### RECORDED DATA

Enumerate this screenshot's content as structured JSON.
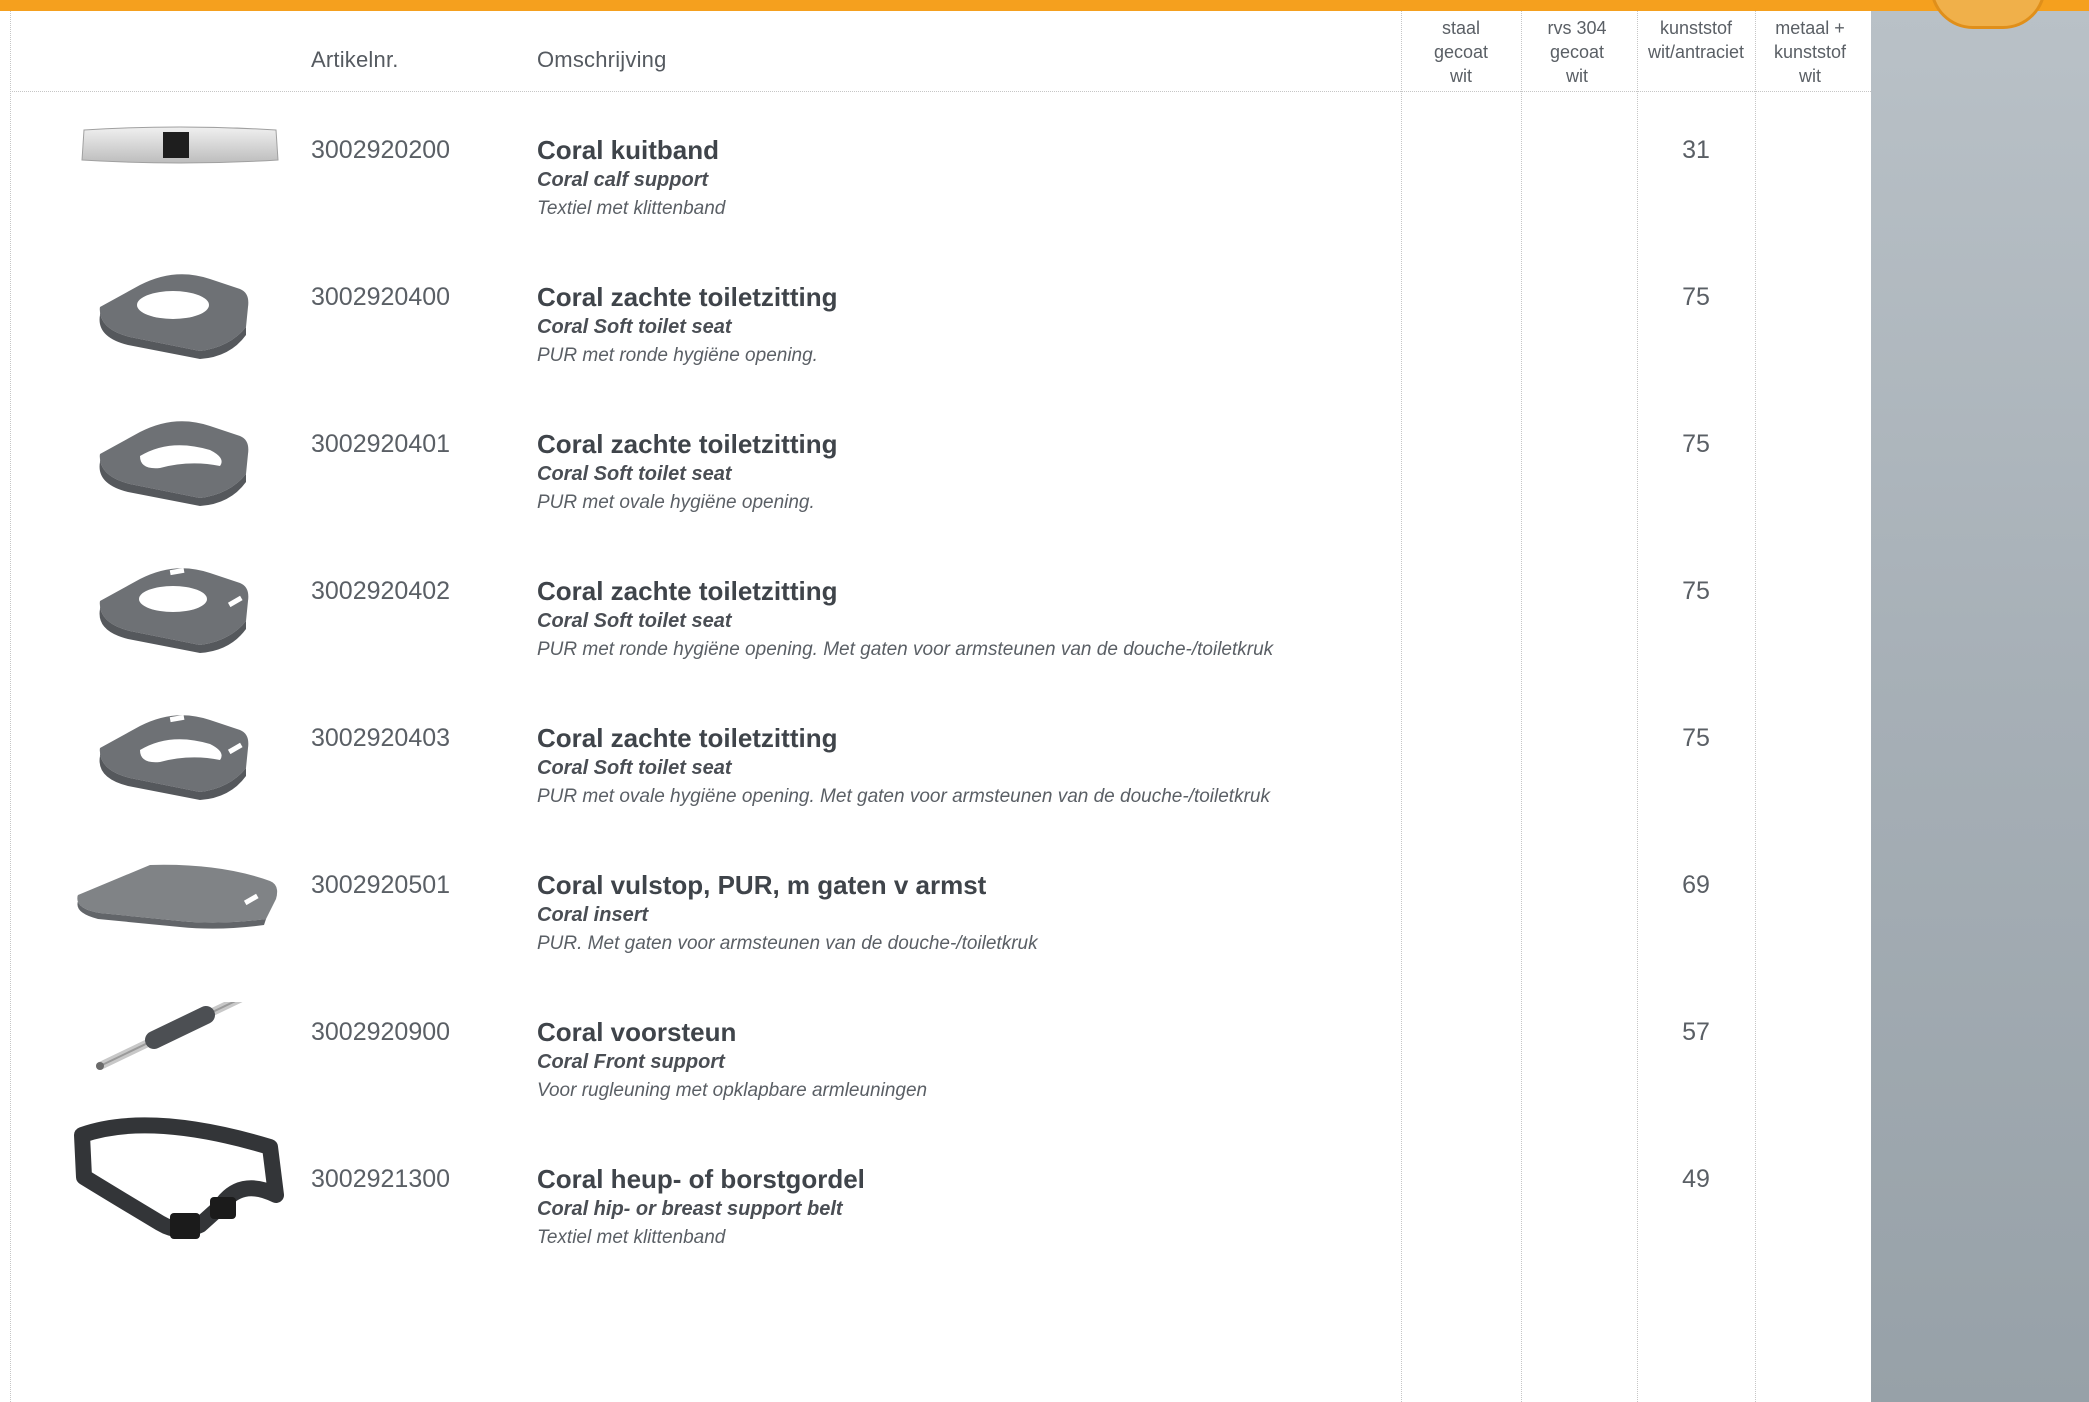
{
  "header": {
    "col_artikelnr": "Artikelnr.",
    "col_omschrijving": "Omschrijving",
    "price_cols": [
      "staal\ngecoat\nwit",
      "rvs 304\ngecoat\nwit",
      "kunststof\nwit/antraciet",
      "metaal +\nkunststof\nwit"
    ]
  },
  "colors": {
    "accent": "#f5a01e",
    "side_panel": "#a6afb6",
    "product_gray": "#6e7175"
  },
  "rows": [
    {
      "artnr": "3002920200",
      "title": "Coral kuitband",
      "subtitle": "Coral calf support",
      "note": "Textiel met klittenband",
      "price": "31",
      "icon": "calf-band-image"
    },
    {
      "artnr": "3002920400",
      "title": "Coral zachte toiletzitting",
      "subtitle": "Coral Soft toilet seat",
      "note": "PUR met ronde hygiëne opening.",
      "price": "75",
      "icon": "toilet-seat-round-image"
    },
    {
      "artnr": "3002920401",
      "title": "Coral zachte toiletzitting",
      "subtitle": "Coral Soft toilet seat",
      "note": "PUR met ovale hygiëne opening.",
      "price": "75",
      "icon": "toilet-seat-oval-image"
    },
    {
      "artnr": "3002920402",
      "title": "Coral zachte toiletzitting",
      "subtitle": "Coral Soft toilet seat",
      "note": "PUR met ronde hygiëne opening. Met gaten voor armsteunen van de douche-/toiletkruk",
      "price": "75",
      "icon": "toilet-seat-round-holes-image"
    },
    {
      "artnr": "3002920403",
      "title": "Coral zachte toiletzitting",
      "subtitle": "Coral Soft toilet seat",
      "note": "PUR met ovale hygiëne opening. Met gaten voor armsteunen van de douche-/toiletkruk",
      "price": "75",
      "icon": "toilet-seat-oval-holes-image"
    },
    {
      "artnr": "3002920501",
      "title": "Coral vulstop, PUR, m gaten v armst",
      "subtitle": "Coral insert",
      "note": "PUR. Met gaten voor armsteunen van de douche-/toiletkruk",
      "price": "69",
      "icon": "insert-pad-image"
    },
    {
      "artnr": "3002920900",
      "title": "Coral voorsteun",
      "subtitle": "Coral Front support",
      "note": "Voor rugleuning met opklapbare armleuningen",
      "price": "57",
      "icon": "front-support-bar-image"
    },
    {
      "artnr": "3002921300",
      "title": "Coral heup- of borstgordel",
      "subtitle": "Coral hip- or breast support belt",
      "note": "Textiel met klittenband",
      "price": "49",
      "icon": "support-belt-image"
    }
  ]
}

######

▶ _SET PROBLEM_
Write out every entry again word for word, without any of the pictures.

▶ _FULL OUTPUT_
Enumerate this screenshot's content as structured JSON.
{
  "header": {
    "col_artikelnr": "Artikelnr.",
    "col_omschrijving": "Omschrijving",
    "price_cols": [
      "staal\ngecoat\nwit",
      "rvs 304\ngecoat\nwit",
      "kunststof\nwit/antraciet",
      "metaal +\nkunststof\nwit"
    ]
  },
  "colors": {
    "accent": "#f5a01e",
    "side_panel": "#a6afb6",
    "product_gray": "#6e7175"
  },
  "rows": [
    {
      "artnr": "3002920200",
      "title": "Coral kuitband",
      "subtitle": "Coral calf support",
      "note": "Textiel met klittenband",
      "price": "31",
      "icon": "calf-band-image"
    },
    {
      "artnr": "3002920400",
      "title": "Coral zachte toiletzitting",
      "subtitle": "Coral Soft toilet seat",
      "note": "PUR met ronde hygiëne opening.",
      "price": "75",
      "icon": "toilet-seat-round-image"
    },
    {
      "artnr": "3002920401",
      "title": "Coral zachte toiletzitting",
      "subtitle": "Coral Soft toilet seat",
      "note": "PUR met ovale hygiëne opening.",
      "price": "75",
      "icon": "toilet-seat-oval-image"
    },
    {
      "artnr": "3002920402",
      "title": "Coral zachte toiletzitting",
      "subtitle": "Coral Soft toilet seat",
      "note": "PUR met ronde hygiëne opening. Met gaten voor armsteunen van de douche-/toiletkruk",
      "price": "75",
      "icon": "toilet-seat-round-holes-image"
    },
    {
      "artnr": "3002920403",
      "title": "Coral zachte toiletzitting",
      "subtitle": "Coral Soft toilet seat",
      "note": "PUR met ovale hygiëne opening. Met gaten voor armsteunen van de douche-/toiletkruk",
      "price": "75",
      "icon": "toilet-seat-oval-holes-image"
    },
    {
      "artnr": "3002920501",
      "title": "Coral vulstop, PUR, m gaten v armst",
      "subtitle": "Coral insert",
      "note": "PUR. Met gaten voor armsteunen van de douche-/toiletkruk",
      "price": "69",
      "icon": "insert-pad-image"
    },
    {
      "artnr": "3002920900",
      "title": "Coral voorsteun",
      "subtitle": "Coral Front support",
      "note": "Voor rugleuning met opklapbare armleuningen",
      "price": "57",
      "icon": "front-support-bar-image"
    },
    {
      "artnr": "3002921300",
      "title": "Coral heup- of borstgordel",
      "subtitle": "Coral hip- or breast support belt",
      "note": "Textiel met klittenband",
      "price": "49",
      "icon": "support-belt-image"
    }
  ]
}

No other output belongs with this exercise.